---- Dataset extract

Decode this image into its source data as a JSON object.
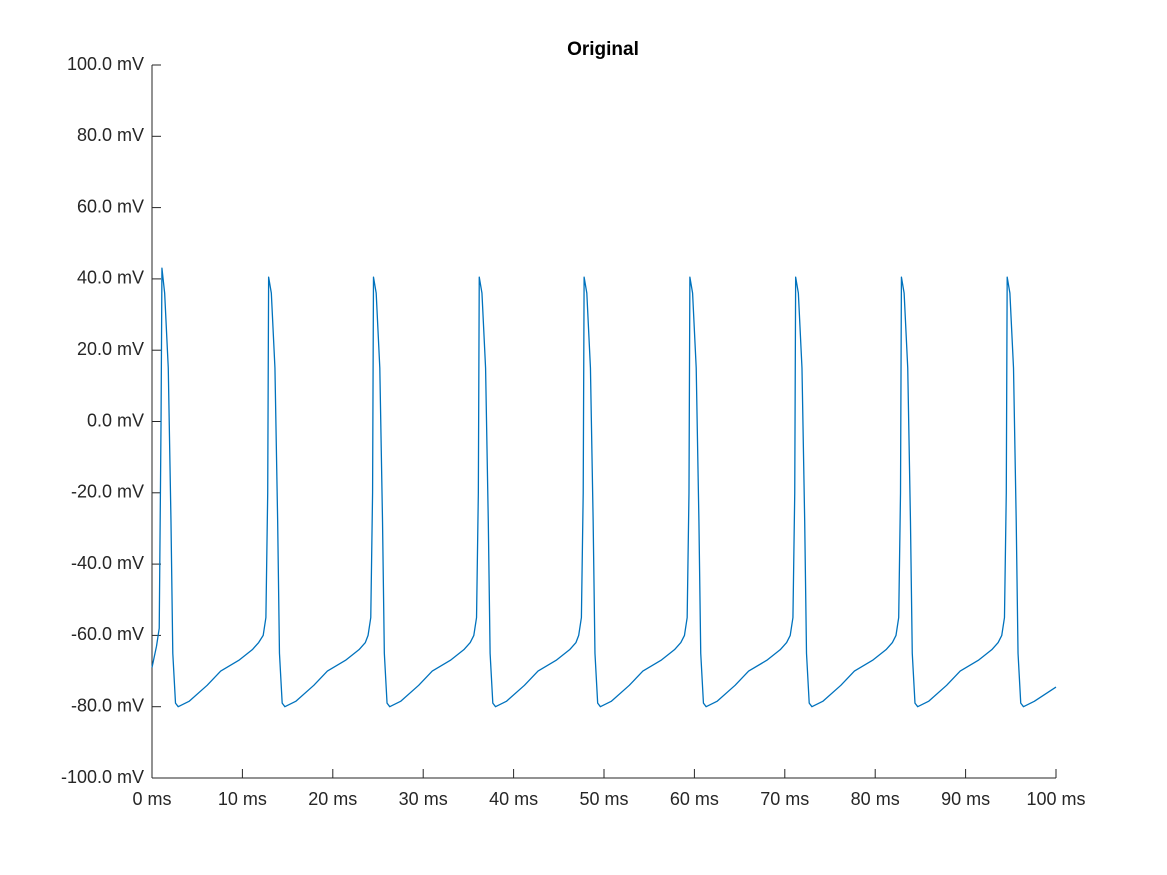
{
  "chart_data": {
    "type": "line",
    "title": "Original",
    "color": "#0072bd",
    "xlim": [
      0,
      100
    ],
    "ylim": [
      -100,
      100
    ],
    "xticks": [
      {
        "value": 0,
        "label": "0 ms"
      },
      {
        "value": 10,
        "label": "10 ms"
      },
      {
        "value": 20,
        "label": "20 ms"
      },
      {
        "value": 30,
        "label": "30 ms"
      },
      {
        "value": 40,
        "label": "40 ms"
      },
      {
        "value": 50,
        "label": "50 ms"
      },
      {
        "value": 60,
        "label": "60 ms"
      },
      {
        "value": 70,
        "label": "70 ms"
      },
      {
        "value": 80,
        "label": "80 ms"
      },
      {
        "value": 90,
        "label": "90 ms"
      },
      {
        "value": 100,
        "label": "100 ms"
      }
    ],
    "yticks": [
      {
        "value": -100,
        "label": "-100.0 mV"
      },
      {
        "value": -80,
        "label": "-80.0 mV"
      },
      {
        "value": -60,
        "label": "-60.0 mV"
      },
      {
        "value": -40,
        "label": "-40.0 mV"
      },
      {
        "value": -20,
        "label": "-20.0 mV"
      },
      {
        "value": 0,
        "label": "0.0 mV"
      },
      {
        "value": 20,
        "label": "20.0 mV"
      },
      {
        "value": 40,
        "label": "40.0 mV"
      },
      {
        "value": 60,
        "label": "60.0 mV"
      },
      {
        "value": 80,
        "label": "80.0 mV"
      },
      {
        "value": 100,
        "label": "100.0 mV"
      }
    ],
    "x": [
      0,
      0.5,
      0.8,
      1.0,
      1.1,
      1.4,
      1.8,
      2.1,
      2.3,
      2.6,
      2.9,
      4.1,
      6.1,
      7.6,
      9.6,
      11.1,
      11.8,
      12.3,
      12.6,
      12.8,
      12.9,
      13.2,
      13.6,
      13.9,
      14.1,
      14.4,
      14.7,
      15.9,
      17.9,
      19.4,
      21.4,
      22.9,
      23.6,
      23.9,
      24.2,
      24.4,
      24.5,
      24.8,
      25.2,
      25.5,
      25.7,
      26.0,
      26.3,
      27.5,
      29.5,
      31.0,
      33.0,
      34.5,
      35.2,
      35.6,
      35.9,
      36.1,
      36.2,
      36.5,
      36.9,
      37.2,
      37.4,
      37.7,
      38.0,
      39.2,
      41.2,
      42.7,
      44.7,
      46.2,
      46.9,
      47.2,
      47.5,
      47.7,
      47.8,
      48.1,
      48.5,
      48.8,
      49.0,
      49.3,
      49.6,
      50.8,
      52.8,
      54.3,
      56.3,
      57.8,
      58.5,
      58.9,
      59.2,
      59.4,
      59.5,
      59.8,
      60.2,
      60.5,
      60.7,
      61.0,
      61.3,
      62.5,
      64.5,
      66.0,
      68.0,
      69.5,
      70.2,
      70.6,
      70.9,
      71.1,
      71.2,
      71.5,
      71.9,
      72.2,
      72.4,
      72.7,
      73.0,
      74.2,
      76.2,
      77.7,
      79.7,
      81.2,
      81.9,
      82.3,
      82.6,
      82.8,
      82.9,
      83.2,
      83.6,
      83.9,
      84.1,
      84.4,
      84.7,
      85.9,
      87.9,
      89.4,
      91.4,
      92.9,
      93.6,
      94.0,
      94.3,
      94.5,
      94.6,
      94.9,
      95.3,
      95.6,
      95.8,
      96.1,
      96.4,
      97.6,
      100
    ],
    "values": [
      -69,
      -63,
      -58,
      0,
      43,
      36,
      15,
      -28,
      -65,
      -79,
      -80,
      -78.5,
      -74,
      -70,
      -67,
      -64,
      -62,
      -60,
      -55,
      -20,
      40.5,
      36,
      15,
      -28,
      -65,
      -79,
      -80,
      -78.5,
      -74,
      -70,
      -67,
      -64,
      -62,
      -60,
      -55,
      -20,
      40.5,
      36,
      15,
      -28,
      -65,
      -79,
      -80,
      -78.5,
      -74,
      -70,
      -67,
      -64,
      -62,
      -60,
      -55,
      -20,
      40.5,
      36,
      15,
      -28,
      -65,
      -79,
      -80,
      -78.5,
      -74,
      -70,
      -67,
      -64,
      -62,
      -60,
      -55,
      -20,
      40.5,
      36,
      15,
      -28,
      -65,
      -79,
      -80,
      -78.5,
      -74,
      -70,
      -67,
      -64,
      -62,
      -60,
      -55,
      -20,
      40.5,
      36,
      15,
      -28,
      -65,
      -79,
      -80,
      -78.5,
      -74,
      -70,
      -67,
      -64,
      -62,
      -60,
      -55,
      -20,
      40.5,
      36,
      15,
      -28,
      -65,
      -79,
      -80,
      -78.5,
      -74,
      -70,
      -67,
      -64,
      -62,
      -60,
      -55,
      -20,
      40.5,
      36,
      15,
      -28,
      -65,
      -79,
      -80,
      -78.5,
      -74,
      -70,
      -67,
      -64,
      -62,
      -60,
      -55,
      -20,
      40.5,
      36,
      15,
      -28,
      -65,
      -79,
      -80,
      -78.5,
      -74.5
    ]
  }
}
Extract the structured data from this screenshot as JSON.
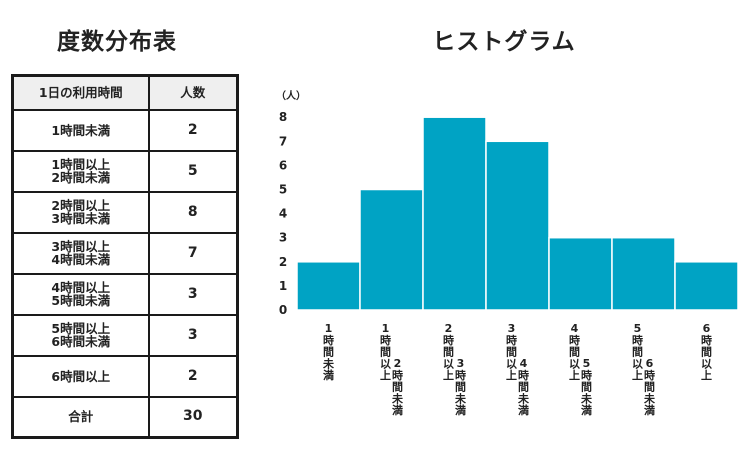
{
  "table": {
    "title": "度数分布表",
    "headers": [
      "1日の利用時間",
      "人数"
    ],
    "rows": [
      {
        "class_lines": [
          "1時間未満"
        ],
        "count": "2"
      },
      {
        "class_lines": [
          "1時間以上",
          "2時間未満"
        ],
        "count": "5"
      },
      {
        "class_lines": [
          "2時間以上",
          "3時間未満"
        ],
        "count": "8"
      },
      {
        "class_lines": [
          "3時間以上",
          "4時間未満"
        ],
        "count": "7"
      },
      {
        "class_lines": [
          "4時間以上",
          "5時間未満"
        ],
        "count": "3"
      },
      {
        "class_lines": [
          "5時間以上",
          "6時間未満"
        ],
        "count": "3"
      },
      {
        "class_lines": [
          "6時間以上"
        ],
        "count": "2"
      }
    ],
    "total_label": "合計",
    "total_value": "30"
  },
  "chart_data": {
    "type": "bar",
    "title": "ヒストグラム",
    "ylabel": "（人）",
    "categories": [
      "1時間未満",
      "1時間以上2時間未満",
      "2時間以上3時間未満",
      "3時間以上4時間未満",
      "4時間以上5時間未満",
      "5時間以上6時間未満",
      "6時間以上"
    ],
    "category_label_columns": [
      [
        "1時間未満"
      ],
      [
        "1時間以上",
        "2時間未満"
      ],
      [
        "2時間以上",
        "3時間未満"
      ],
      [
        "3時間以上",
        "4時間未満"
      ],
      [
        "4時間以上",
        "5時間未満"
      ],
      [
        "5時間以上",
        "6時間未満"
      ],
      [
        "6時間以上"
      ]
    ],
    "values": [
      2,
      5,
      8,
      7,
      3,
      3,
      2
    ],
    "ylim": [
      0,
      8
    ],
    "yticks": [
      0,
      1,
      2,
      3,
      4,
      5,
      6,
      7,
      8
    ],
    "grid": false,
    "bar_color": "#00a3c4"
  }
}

--------

Task instructions –
Leave the pictures out and copy the rest of the data exactly.

The reply –
Decode this image into its source data as a JSON object.
{
  "chart_data": {
    "type": "line",
    "title": "Original",
    "color": "#0072bd",
    "xlim": [
      0,
      100
    ],
    "ylim": [
      -100,
      100
    ],
    "xticks": [
      {
        "value": 0,
        "label": "0 ms"
      },
      {
        "value": 10,
        "label": "10 ms"
      },
      {
        "value": 20,
        "label": "20 ms"
      },
      {
        "value": 30,
        "label": "30 ms"
      },
      {
        "value": 40,
        "label": "40 ms"
      },
      {
        "value": 50,
        "label": "50 ms"
      },
      {
        "value": 60,
        "label": "60 ms"
      },
      {
        "value": 70,
        "label": "70 ms"
      },
      {
        "value": 80,
        "label": "80 ms"
      },
      {
        "value": 90,
        "label": "90 ms"
      },
      {
        "value": 100,
        "label": "100 ms"
      }
    ],
    "yticks": [
      {
        "value": -100,
        "label": "-100.0 mV"
      },
      {
        "value": -80,
        "label": "-80.0 mV"
      },
      {
        "value": -60,
        "label": "-60.0 mV"
      },
      {
        "value": -40,
        "label": "-40.0 mV"
      },
      {
        "value": -20,
        "label": "-20.0 mV"
      },
      {
        "value": 0,
        "label": "0.0 mV"
      },
      {
        "value": 20,
        "label": "20.0 mV"
      },
      {
        "value": 40,
        "label": "40.0 mV"
      },
      {
        "value": 60,
        "label": "60.0 mV"
      },
      {
        "value": 80,
        "label": "80.0 mV"
      },
      {
        "value": 100,
        "label": "100.0 mV"
      }
    ],
    "x": [
      0,
      0.5,
      0.8,
      1.0,
      1.1,
      1.4,
      1.8,
      2.1,
      2.3,
      2.6,
      2.9,
      4.1,
      6.1,
      7.6,
      9.6,
      11.1,
      11.8,
      12.3,
      12.6,
      12.8,
      12.9,
      13.2,
      13.6,
      13.9,
      14.1,
      14.4,
      14.7,
      15.9,
      17.9,
      19.4,
      21.4,
      22.9,
      23.6,
      23.9,
      24.2,
      24.4,
      24.5,
      24.8,
      25.2,
      25.5,
      25.7,
      26.0,
      26.3,
      27.5,
      29.5,
      31.0,
      33.0,
      34.5,
      35.2,
      35.6,
      35.9,
      36.1,
      36.2,
      36.5,
      36.9,
      37.2,
      37.4,
      37.7,
      38.0,
      39.2,
      41.2,
      42.7,
      44.7,
      46.2,
      46.9,
      47.2,
      47.5,
      47.7,
      47.8,
      48.1,
      48.5,
      48.8,
      49.0,
      49.3,
      49.6,
      50.8,
      52.8,
      54.3,
      56.3,
      57.8,
      58.5,
      58.9,
      59.2,
      59.4,
      59.5,
      59.8,
      60.2,
      60.5,
      60.7,
      61.0,
      61.3,
      62.5,
      64.5,
      66.0,
      68.0,
      69.5,
      70.2,
      70.6,
      70.9,
      71.1,
      71.2,
      71.5,
      71.9,
      72.2,
      72.4,
      72.7,
      73.0,
      74.2,
      76.2,
      77.7,
      79.7,
      81.2,
      81.9,
      82.3,
      82.6,
      82.8,
      82.9,
      83.2,
      83.6,
      83.9,
      84.1,
      84.4,
      84.7,
      85.9,
      87.9,
      89.4,
      91.4,
      92.9,
      93.6,
      94.0,
      94.3,
      94.5,
      94.6,
      94.9,
      95.3,
      95.6,
      95.8,
      96.1,
      96.4,
      97.6,
      100
    ],
    "values": [
      -69,
      -63,
      -58,
      0,
      43,
      36,
      15,
      -28,
      -65,
      -79,
      -80,
      -78.5,
      -74,
      -70,
      -67,
      -64,
      -62,
      -60,
      -55,
      -20,
      40.5,
      36,
      15,
      -28,
      -65,
      -79,
      -80,
      -78.5,
      -74,
      -70,
      -67,
      -64,
      -62,
      -60,
      -55,
      -20,
      40.5,
      36,
      15,
      -28,
      -65,
      -79,
      -80,
      -78.5,
      -74,
      -70,
      -67,
      -64,
      -62,
      -60,
      -55,
      -20,
      40.5,
      36,
      15,
      -28,
      -65,
      -79,
      -80,
      -78.5,
      -74,
      -70,
      -67,
      -64,
      -62,
      -60,
      -55,
      -20,
      40.5,
      36,
      15,
      -28,
      -65,
      -79,
      -80,
      -78.5,
      -74,
      -70,
      -67,
      -64,
      -62,
      -60,
      -55,
      -20,
      40.5,
      36,
      15,
      -28,
      -65,
      -79,
      -80,
      -78.5,
      -74,
      -70,
      -67,
      -64,
      -62,
      -60,
      -55,
      -20,
      40.5,
      36,
      15,
      -28,
      -65,
      -79,
      -80,
      -78.5,
      -74,
      -70,
      -67,
      -64,
      -62,
      -60,
      -55,
      -20,
      40.5,
      36,
      15,
      -28,
      -65,
      -79,
      -80,
      -78.5,
      -74,
      -70,
      -67,
      -64,
      -62,
      -60,
      -55,
      -20,
      40.5,
      36,
      15,
      -28,
      -65,
      -79,
      -80,
      -78.5,
      -74.5
    ]
  }
}
Extract the structured data from this screenshot as JSON.
{
  "table": {
    "title": "度数分布表",
    "headers": [
      "1日の利用時間",
      "人数"
    ],
    "rows": [
      {
        "class_lines": [
          "1時間未満"
        ],
        "count": "2"
      },
      {
        "class_lines": [
          "1時間以上",
          "2時間未満"
        ],
        "count": "5"
      },
      {
        "class_lines": [
          "2時間以上",
          "3時間未満"
        ],
        "count": "8"
      },
      {
        "class_lines": [
          "3時間以上",
          "4時間未満"
        ],
        "count": "7"
      },
      {
        "class_lines": [
          "4時間以上",
          "5時間未満"
        ],
        "count": "3"
      },
      {
        "class_lines": [
          "5時間以上",
          "6時間未満"
        ],
        "count": "3"
      },
      {
        "class_lines": [
          "6時間以上"
        ],
        "count": "2"
      }
    ],
    "total_label": "合計",
    "total_value": "30"
  },
  "chart_data": {
    "type": "bar",
    "title": "ヒストグラム",
    "ylabel": "（人）",
    "categories": [
      "1時間未満",
      "1時間以上2時間未満",
      "2時間以上3時間未満",
      "3時間以上4時間未満",
      "4時間以上5時間未満",
      "5時間以上6時間未満",
      "6時間以上"
    ],
    "category_label_columns": [
      [
        "1時間未満"
      ],
      [
        "1時間以上",
        "2時間未満"
      ],
      [
        "2時間以上",
        "3時間未満"
      ],
      [
        "3時間以上",
        "4時間未満"
      ],
      [
        "4時間以上",
        "5時間未満"
      ],
      [
        "5時間以上",
        "6時間未満"
      ],
      [
        "6時間以上"
      ]
    ],
    "values": [
      2,
      5,
      8,
      7,
      3,
      3,
      2
    ],
    "ylim": [
      0,
      8
    ],
    "yticks": [
      0,
      1,
      2,
      3,
      4,
      5,
      6,
      7,
      8
    ],
    "grid": false,
    "bar_color": "#00a3c4"
  }
}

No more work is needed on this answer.